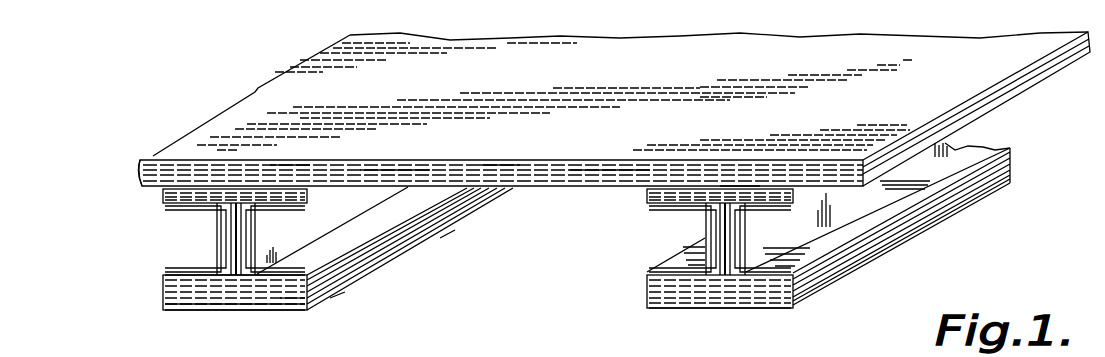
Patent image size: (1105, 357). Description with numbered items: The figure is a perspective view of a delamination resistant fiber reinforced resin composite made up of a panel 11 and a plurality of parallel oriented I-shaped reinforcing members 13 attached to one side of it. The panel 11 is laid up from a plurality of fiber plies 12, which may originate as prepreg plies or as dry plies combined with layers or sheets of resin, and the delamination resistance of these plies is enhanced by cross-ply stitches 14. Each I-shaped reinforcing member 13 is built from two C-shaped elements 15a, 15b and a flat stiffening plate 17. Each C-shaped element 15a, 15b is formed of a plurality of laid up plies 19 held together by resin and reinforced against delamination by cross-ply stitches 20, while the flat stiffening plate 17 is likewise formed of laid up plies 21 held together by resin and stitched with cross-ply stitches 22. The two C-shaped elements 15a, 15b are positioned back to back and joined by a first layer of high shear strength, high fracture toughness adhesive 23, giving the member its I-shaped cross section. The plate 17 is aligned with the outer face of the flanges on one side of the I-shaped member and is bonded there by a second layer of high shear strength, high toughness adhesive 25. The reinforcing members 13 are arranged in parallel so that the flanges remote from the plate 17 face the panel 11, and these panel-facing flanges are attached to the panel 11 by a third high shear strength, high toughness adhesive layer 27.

The panel 11 is at (614, 77).
The fiber plies 12 is at (295, 172).
The I-shaped reinforcing members 13 is at (148, 325).
The cross-ply stitches 14 is at (427, 163).
The C-shaped element 15a is at (190, 268).
The C-shaped element 15b is at (360, 233).
The flat stiffening plate 17 is at (223, 311).
The laid up plies 19 is at (218, 235).
The cross-ply stitches 20 is at (287, 202).
The laid up plies 21 is at (305, 311).
The cross-ply stitches 22 is at (355, 285).
The first layer of adhesive 23 is at (236, 252).
The second layer of adhesive 25 is at (196, 311).
The third adhesive layer 27 is at (152, 160).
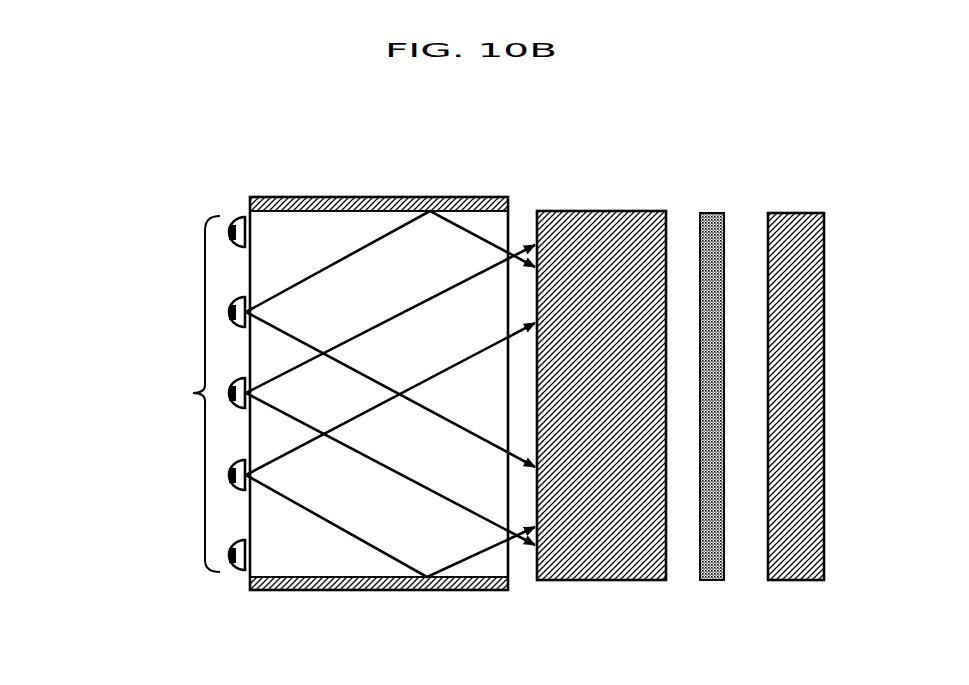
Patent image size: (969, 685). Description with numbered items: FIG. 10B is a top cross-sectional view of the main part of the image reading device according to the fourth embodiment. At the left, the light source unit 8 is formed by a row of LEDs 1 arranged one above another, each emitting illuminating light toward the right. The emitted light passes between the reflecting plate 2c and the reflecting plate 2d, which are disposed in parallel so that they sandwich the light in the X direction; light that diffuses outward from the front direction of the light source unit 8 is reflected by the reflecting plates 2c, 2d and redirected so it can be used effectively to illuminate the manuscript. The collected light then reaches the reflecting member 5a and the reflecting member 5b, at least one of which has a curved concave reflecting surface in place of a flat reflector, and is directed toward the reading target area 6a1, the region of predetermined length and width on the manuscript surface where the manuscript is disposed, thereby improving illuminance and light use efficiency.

The LED 1 is at (232, 217).
The light source unit 8 is at (140, 373).
The reflecting plate 2c is at (270, 197).
The reflecting plate 2d is at (265, 590).
The reflecting member 5a is at (603, 211).
The reflecting member 5b is at (803, 580).
The reading target area 6a1 is at (712, 213).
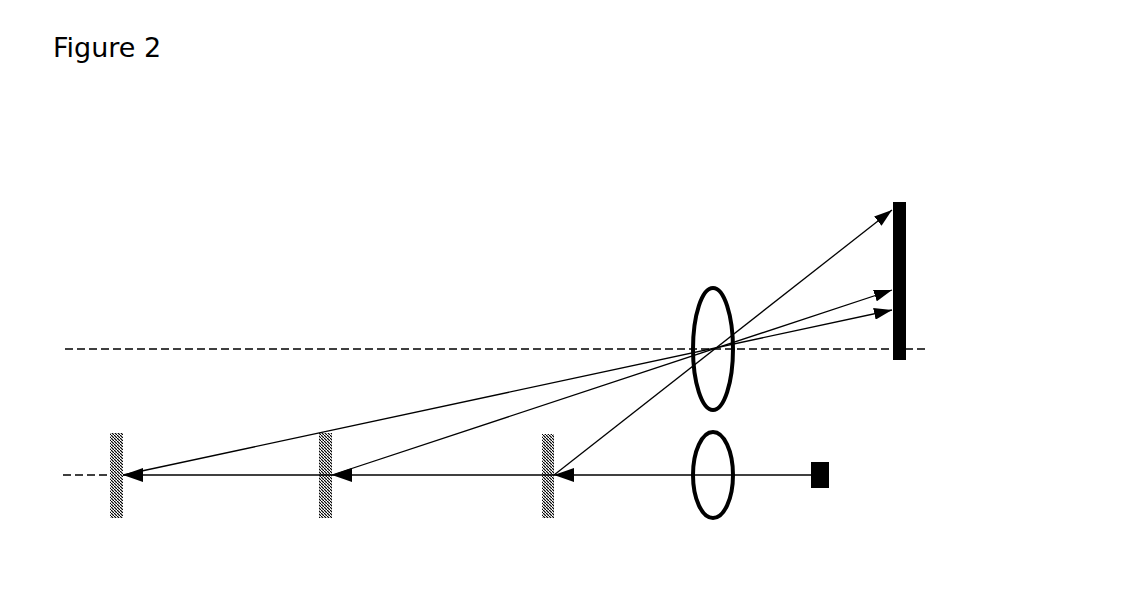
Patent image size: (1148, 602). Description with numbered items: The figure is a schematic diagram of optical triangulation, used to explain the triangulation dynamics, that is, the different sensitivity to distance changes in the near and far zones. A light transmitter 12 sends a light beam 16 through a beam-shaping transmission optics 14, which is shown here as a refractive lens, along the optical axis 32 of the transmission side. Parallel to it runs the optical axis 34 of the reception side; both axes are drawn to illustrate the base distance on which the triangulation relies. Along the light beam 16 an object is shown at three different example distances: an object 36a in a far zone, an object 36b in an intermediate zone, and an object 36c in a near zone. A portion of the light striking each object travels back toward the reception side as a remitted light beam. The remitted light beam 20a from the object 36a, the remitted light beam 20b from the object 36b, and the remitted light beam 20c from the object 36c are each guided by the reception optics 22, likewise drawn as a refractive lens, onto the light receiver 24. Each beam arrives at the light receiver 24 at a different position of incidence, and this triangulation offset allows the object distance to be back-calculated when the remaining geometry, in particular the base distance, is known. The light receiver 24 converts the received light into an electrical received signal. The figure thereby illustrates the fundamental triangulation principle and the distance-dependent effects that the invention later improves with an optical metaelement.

The light transmitter 12 is at (829, 480).
The transmission optics 14 is at (717, 483).
The light beam 16 is at (622, 475).
The remitted light beam 20a is at (828, 326).
The remitted light beam 20b is at (858, 302).
The remitted light beam 20c is at (862, 231).
The reception optics 22 is at (710, 322).
The light receiver 24 is at (906, 252).
The optical axis at the transmission side 32 is at (83, 473).
The optical axis at the reception side 34 is at (182, 350).
The object in the far zone 36a is at (112, 500).
The object in the intermediate zone 36b is at (328, 492).
The object in the near zone 36c is at (542, 503).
______
Return the text of all three records above word for word, without the pictures.

Output of the exercise:
Patent image size: (1105, 357). Description with numbered items: The figure is a perspective view of a delamination resistant fiber reinforced resin composite made up of a panel 11 and a plurality of parallel oriented I-shaped reinforcing members 13 attached to one side of it. The panel 11 is laid up from a plurality of fiber plies 12, which may originate as prepreg plies or as dry plies combined with layers or sheets of resin, and the delamination resistance of these plies is enhanced by cross-ply stitches 14. Each I-shaped reinforcing member 13 is built from two C-shaped elements 15a, 15b and a flat stiffening plate 17. Each C-shaped element 15a, 15b is formed of a plurality of laid up plies 19 held together by resin and reinforced against delamination by cross-ply stitches 20, while the flat stiffening plate 17 is likewise formed of laid up plies 21 held together by resin and stitched with cross-ply stitches 22. The two C-shaped elements 15a, 15b are positioned back to back and joined by a first layer of high shear strength, high fracture toughness adhesive 23, giving the member its I-shaped cross section. The plate 17 is aligned with the outer face of the flanges on one side of the I-shaped member and is bonded there by a second layer of high shear strength, high toughness adhesive 25. The reinforcing members 13 are arranged in parallel so that the flanges remote from the plate 17 face the panel 11, and these panel-facing flanges are attached to the panel 11 by a third high shear strength, high toughness adhesive layer 27.

The panel 11 is at (614, 77).
The fiber plies 12 is at (295, 172).
The I-shaped reinforcing members 13 is at (148, 325).
The cross-ply stitches 14 is at (427, 163).
The C-shaped element 15a is at (190, 268).
The C-shaped element 15b is at (360, 233).
The flat stiffening plate 17 is at (223, 311).
The laid up plies 19 is at (218, 235).
The cross-ply stitches 20 is at (287, 202).
The laid up plies 21 is at (305, 311).
The cross-ply stitches 22 is at (355, 285).
The first layer of adhesive 23 is at (236, 252).
The second layer of adhesive 25 is at (196, 311).
The third adhesive layer 27 is at (152, 160).
Patent image size: (969, 685). Description with numbered items: FIG. 10B is a top cross-sectional view of the main part of the image reading device according to the fourth embodiment. At the left, the light source unit 8 is formed by a row of LEDs 1 arranged one above another, each emitting illuminating light toward the right. The emitted light passes between the reflecting plate 2c and the reflecting plate 2d, which are disposed in parallel so that they sandwich the light in the X direction; light that diffuses outward from the front direction of the light source unit 8 is reflected by the reflecting plates 2c, 2d and redirected so it can be used effectively to illuminate the manuscript. The collected light then reaches the reflecting member 5a and the reflecting member 5b, at least one of which has a curved concave reflecting surface in place of a flat reflector, and is directed toward the reading target area 6a1, the region of predetermined length and width on the manuscript surface where the manuscript is disposed, thereby improving illuminance and light use efficiency.

The LED 1 is at (232, 217).
The light source unit 8 is at (140, 373).
The reflecting plate 2c is at (270, 197).
The reflecting plate 2d is at (265, 590).
The reflecting member 5a is at (603, 211).
The reflecting member 5b is at (803, 580).
The reading target area 6a1 is at (712, 213).
Patent image size: (1148, 602). Description with numbered items: The figure is a schematic diagram of optical triangulation, used to explain the triangulation dynamics, that is, the different sensitivity to distance changes in the near and far zones. A light transmitter 12 sends a light beam 16 through a beam-shaping transmission optics 14, which is shown here as a refractive lens, along the optical axis 32 of the transmission side. Parallel to it runs the optical axis 34 of the reception side; both axes are drawn to illustrate the base distance on which the triangulation relies. Along the light beam 16 an object is shown at three different example distances: an object 36a in a far zone, an object 36b in an intermediate zone, and an object 36c in a near zone. A portion of the light striking each object travels back toward the reception side as a remitted light beam. The remitted light beam 20a from the object 36a, the remitted light beam 20b from the object 36b, and the remitted light beam 20c from the object 36c are each guided by the reception optics 22, likewise drawn as a refractive lens, onto the light receiver 24. Each beam arrives at the light receiver 24 at a different position of incidence, and this triangulation offset allows the object distance to be back-calculated when the remaining geometry, in particular the base distance, is known. The light receiver 24 converts the received light into an electrical received signal. The figure thereby illustrates the fundamental triangulation principle and the distance-dependent effects that the invention later improves with an optical metaelement.

The light transmitter 12 is at (829, 480).
The transmission optics 14 is at (717, 483).
The light beam 16 is at (622, 475).
The remitted light beam 20a is at (828, 326).
The remitted light beam 20b is at (858, 302).
The remitted light beam 20c is at (862, 231).
The reception optics 22 is at (710, 322).
The light receiver 24 is at (906, 252).
The optical axis at the transmission side 32 is at (83, 473).
The optical axis at the reception side 34 is at (182, 350).
The object in the far zone 36a is at (112, 500).
The object in the intermediate zone 36b is at (328, 492).
The object in the near zone 36c is at (542, 503).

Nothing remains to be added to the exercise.